(Stored data entries)
○ ○ ○ ○ ○

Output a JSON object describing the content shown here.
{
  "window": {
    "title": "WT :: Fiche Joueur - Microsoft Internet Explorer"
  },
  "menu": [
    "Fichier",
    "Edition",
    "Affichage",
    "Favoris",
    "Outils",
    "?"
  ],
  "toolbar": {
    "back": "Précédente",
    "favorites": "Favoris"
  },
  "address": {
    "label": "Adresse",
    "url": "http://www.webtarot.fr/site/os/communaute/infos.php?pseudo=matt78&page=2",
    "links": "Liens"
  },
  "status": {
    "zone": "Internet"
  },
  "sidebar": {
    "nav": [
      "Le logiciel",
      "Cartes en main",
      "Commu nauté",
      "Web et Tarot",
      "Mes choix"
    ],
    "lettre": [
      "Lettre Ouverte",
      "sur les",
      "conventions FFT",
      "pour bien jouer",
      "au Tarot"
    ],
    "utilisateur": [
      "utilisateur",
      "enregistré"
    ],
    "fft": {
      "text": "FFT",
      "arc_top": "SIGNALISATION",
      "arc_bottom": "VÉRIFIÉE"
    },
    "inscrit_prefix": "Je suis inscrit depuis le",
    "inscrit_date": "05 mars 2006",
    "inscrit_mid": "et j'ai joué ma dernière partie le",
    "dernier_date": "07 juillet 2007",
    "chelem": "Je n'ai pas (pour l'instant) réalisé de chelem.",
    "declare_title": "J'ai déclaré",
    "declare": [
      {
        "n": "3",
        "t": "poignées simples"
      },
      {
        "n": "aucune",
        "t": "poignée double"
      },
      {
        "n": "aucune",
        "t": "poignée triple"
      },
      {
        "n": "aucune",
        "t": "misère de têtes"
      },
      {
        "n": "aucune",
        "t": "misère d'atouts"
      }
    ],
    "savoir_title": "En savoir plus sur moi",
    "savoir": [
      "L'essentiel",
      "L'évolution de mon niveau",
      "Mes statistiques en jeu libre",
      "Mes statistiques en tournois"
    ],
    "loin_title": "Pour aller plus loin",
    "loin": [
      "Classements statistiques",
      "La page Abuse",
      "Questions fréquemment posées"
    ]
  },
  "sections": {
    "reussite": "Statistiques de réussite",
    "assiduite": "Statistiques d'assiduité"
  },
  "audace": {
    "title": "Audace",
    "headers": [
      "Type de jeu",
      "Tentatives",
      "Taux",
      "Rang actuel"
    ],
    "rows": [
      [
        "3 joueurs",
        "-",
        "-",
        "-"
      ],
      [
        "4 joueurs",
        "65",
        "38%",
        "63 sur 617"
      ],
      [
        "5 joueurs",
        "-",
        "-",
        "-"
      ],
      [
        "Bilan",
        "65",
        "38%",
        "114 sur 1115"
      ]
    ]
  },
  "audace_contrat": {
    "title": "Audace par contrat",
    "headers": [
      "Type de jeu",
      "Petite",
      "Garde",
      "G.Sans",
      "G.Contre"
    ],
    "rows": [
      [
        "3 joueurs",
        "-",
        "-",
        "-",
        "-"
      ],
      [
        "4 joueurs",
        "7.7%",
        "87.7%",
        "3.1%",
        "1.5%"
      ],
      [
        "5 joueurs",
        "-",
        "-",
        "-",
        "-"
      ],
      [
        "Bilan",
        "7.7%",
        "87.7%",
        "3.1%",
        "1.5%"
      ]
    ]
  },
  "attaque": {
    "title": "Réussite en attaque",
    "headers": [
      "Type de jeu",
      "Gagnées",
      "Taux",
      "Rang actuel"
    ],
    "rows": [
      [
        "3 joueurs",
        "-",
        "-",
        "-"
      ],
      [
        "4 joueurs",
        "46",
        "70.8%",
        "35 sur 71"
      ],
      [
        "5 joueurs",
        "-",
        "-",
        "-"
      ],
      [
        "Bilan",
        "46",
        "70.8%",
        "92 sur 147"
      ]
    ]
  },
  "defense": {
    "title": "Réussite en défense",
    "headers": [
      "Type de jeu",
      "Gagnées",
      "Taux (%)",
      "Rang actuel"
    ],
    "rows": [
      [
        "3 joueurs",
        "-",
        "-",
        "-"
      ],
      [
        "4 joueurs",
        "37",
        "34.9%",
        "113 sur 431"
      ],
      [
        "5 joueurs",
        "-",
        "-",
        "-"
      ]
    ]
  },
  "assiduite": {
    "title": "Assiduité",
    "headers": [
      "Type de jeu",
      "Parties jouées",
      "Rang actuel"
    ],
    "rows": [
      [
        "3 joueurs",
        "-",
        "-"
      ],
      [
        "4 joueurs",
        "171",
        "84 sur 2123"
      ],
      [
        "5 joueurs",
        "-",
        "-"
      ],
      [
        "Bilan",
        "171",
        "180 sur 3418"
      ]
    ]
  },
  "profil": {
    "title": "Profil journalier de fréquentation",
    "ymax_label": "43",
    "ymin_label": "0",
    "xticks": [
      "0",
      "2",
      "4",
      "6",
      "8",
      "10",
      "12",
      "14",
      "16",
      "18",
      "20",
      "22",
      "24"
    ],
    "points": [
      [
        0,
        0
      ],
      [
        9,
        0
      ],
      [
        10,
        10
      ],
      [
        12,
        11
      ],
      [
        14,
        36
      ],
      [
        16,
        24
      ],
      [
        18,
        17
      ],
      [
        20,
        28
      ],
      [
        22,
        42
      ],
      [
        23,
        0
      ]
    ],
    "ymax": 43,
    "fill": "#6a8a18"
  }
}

○ ○ ○ ○ ○

**Exercise objective**
Output all of the material, please, exactly as it stands.

**Reply**
Output a JSON object describing the content shown here.
{
  "window": {
    "title": "WT :: Fiche Joueur - Microsoft Internet Explorer"
  },
  "menu": [
    "Fichier",
    "Edition",
    "Affichage",
    "Favoris",
    "Outils",
    "?"
  ],
  "toolbar": {
    "back": "Précédente",
    "favorites": "Favoris"
  },
  "address": {
    "label": "Adresse",
    "url": "http://www.webtarot.fr/site/os/communaute/infos.php?pseudo=matt78&page=2",
    "links": "Liens"
  },
  "status": {
    "zone": "Internet"
  },
  "sidebar": {
    "nav": [
      "Le logiciel",
      "Cartes en main",
      "Commu nauté",
      "Web et Tarot",
      "Mes choix"
    ],
    "lettre": [
      "Lettre Ouverte",
      "sur les",
      "conventions FFT",
      "pour bien jouer",
      "au Tarot"
    ],
    "utilisateur": [
      "utilisateur",
      "enregistré"
    ],
    "fft": {
      "text": "FFT",
      "arc_top": "SIGNALISATION",
      "arc_bottom": "VÉRIFIÉE"
    },
    "inscrit_prefix": "Je suis inscrit depuis le",
    "inscrit_date": "05 mars 2006",
    "inscrit_mid": "et j'ai joué ma dernière partie le",
    "dernier_date": "07 juillet 2007",
    "chelem": "Je n'ai pas (pour l'instant) réalisé de chelem.",
    "declare_title": "J'ai déclaré",
    "declare": [
      {
        "n": "3",
        "t": "poignées simples"
      },
      {
        "n": "aucune",
        "t": "poignée double"
      },
      {
        "n": "aucune",
        "t": "poignée triple"
      },
      {
        "n": "aucune",
        "t": "misère de têtes"
      },
      {
        "n": "aucune",
        "t": "misère d'atouts"
      }
    ],
    "savoir_title": "En savoir plus sur moi",
    "savoir": [
      "L'essentiel",
      "L'évolution de mon niveau",
      "Mes statistiques en jeu libre",
      "Mes statistiques en tournois"
    ],
    "loin_title": "Pour aller plus loin",
    "loin": [
      "Classements statistiques",
      "La page Abuse",
      "Questions fréquemment posées"
    ]
  },
  "sections": {
    "reussite": "Statistiques de réussite",
    "assiduite": "Statistiques d'assiduité"
  },
  "audace": {
    "title": "Audace",
    "headers": [
      "Type de jeu",
      "Tentatives",
      "Taux",
      "Rang actuel"
    ],
    "rows": [
      [
        "3 joueurs",
        "-",
        "-",
        "-"
      ],
      [
        "4 joueurs",
        "65",
        "38%",
        "63 sur 617"
      ],
      [
        "5 joueurs",
        "-",
        "-",
        "-"
      ],
      [
        "Bilan",
        "65",
        "38%",
        "114 sur 1115"
      ]
    ]
  },
  "audace_contrat": {
    "title": "Audace par contrat",
    "headers": [
      "Type de jeu",
      "Petite",
      "Garde",
      "G.Sans",
      "G.Contre"
    ],
    "rows": [
      [
        "3 joueurs",
        "-",
        "-",
        "-",
        "-"
      ],
      [
        "4 joueurs",
        "7.7%",
        "87.7%",
        "3.1%",
        "1.5%"
      ],
      [
        "5 joueurs",
        "-",
        "-",
        "-",
        "-"
      ],
      [
        "Bilan",
        "7.7%",
        "87.7%",
        "3.1%",
        "1.5%"
      ]
    ]
  },
  "attaque": {
    "title": "Réussite en attaque",
    "headers": [
      "Type de jeu",
      "Gagnées",
      "Taux",
      "Rang actuel"
    ],
    "rows": [
      [
        "3 joueurs",
        "-",
        "-",
        "-"
      ],
      [
        "4 joueurs",
        "46",
        "70.8%",
        "35 sur 71"
      ],
      [
        "5 joueurs",
        "-",
        "-",
        "-"
      ],
      [
        "Bilan",
        "46",
        "70.8%",
        "92 sur 147"
      ]
    ]
  },
  "defense": {
    "title": "Réussite en défense",
    "headers": [
      "Type de jeu",
      "Gagnées",
      "Taux (%)",
      "Rang actuel"
    ],
    "rows": [
      [
        "3 joueurs",
        "-",
        "-",
        "-"
      ],
      [
        "4 joueurs",
        "37",
        "34.9%",
        "113 sur 431"
      ],
      [
        "5 joueurs",
        "-",
        "-",
        "-"
      ]
    ]
  },
  "assiduite": {
    "title": "Assiduité",
    "headers": [
      "Type de jeu",
      "Parties jouées",
      "Rang actuel"
    ],
    "rows": [
      [
        "3 joueurs",
        "-",
        "-"
      ],
      [
        "4 joueurs",
        "171",
        "84 sur 2123"
      ],
      [
        "5 joueurs",
        "-",
        "-"
      ],
      [
        "Bilan",
        "171",
        "180 sur 3418"
      ]
    ]
  },
  "profil": {
    "title": "Profil journalier de fréquentation",
    "ymax_label": "43",
    "ymin_label": "0",
    "xticks": [
      "0",
      "2",
      "4",
      "6",
      "8",
      "10",
      "12",
      "14",
      "16",
      "18",
      "20",
      "22",
      "24"
    ],
    "points": [
      [
        0,
        0
      ],
      [
        9,
        0
      ],
      [
        10,
        10
      ],
      [
        12,
        11
      ],
      [
        14,
        36
      ],
      [
        16,
        24
      ],
      [
        18,
        17
      ],
      [
        20,
        28
      ],
      [
        22,
        42
      ],
      [
        23,
        0
      ]
    ],
    "ymax": 43,
    "fill": "#6a8a18"
  }
}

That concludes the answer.